The request
Every line below that mentions the word "Nitrogen" should be copied out.

Extracts from a graphics dataset:
--- begin ---
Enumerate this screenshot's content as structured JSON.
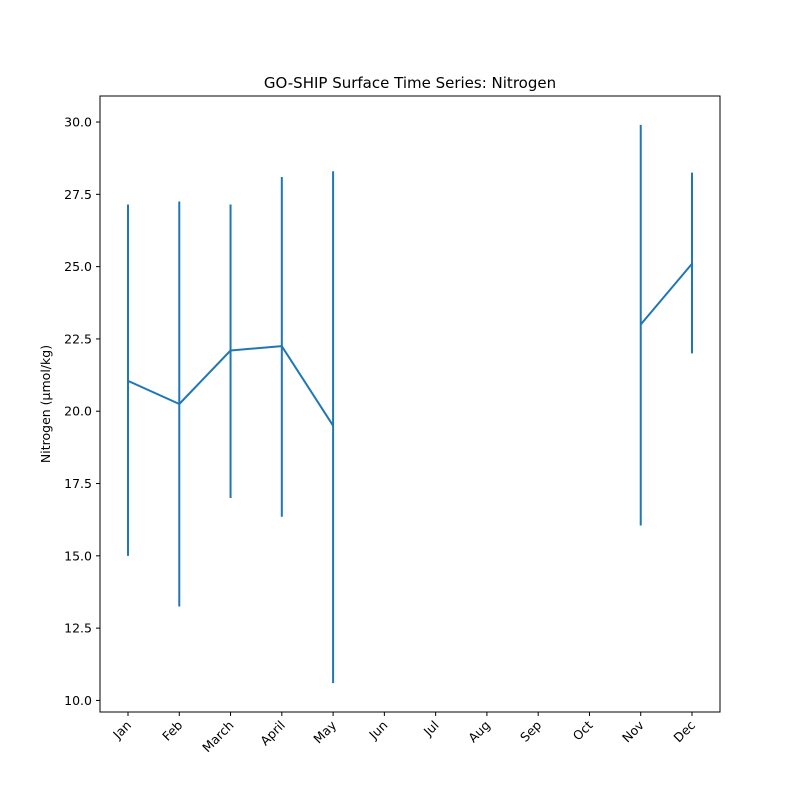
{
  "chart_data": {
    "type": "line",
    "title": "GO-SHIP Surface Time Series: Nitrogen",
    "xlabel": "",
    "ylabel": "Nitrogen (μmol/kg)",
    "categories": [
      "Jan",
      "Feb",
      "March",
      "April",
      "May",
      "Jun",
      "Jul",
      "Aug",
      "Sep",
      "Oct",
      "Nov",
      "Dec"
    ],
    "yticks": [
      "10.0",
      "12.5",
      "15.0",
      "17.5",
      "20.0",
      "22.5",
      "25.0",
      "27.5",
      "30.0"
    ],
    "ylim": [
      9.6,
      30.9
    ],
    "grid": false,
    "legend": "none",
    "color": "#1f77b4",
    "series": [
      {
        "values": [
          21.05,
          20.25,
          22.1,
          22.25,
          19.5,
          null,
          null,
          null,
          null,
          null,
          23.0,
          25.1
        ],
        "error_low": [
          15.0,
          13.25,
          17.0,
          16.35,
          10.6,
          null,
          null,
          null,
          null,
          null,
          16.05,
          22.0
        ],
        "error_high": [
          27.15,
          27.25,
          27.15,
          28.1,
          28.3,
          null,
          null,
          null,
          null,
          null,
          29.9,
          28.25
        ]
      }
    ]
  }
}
--- end ---
Answer to this task
    "title": "GO-SHIP Surface Time Series: Nitrogen",
    "ylabel": "Nitrogen (μmol/kg)",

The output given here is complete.